---- Given records
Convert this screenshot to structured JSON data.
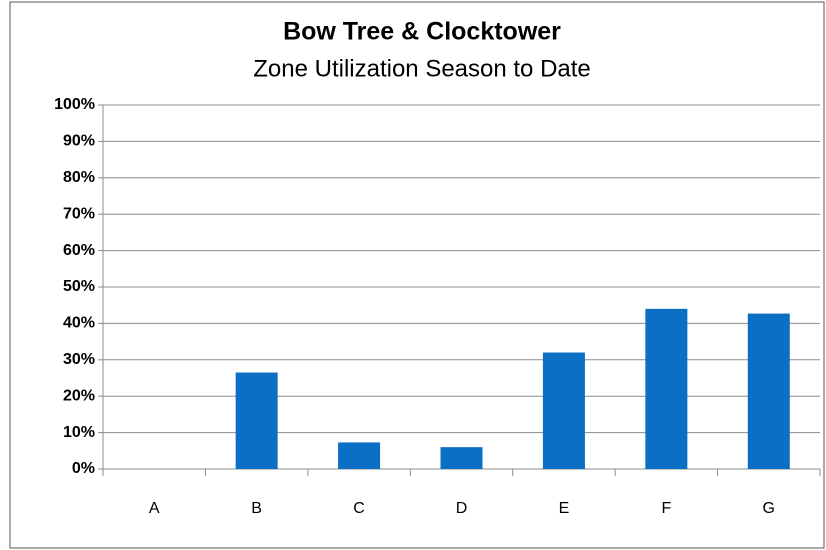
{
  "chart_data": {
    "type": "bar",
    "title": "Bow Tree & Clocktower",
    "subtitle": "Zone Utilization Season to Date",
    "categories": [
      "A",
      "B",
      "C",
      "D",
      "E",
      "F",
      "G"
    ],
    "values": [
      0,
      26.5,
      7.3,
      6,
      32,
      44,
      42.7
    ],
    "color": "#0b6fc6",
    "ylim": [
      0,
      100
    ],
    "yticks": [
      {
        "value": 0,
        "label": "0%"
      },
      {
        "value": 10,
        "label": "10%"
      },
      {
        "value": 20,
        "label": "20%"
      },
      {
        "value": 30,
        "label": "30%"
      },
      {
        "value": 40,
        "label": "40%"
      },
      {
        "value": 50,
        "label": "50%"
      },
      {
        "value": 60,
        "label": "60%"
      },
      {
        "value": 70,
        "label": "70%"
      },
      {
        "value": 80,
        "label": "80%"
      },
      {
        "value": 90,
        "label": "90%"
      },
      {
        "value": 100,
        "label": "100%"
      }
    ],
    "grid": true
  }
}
--------
# What you are asked to do
Lines containing the word "label" are to be tallied; report only the total.

# Exercise solution
11